■ **REQUIREMENT**: Look through the records that follow. Copy every line containing the word "with".

■ **SUPPLIED ENTRIES**:
■ ■ ■

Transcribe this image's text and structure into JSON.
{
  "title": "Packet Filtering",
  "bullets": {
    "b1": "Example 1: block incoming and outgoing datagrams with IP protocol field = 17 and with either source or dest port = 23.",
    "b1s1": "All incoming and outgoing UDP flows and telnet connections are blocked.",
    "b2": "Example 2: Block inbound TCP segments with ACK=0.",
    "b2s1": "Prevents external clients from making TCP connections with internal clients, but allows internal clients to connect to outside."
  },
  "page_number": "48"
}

■ ■ ■

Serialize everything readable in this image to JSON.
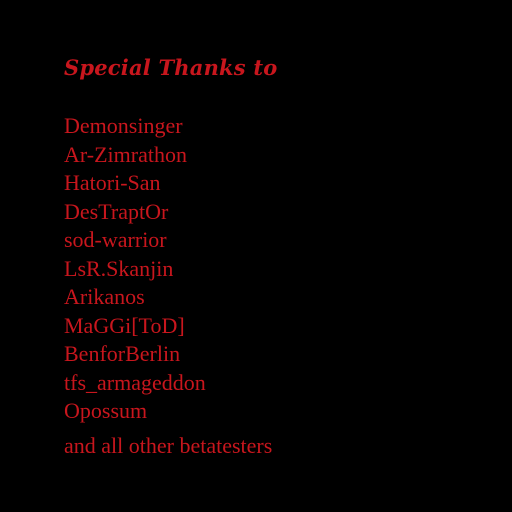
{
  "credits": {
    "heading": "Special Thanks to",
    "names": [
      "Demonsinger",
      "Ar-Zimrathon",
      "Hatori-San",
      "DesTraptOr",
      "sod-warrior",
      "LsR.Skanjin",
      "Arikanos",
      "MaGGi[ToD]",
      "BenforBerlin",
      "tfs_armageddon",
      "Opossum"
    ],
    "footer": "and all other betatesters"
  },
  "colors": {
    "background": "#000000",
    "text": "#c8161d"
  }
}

■ ■ ■

■ **COMPLETED EXERCISE**:
    "b1": "Example 1: block incoming and outgoing datagrams with IP protocol field = 17 and with either source or dest port = 23.",
    "b2": "Example 2: Block inbound TCP segments with ACK=0.",
    "b2s1": "Prevents external clients from making TCP connections with internal clients, but allows internal clients to connect to outside."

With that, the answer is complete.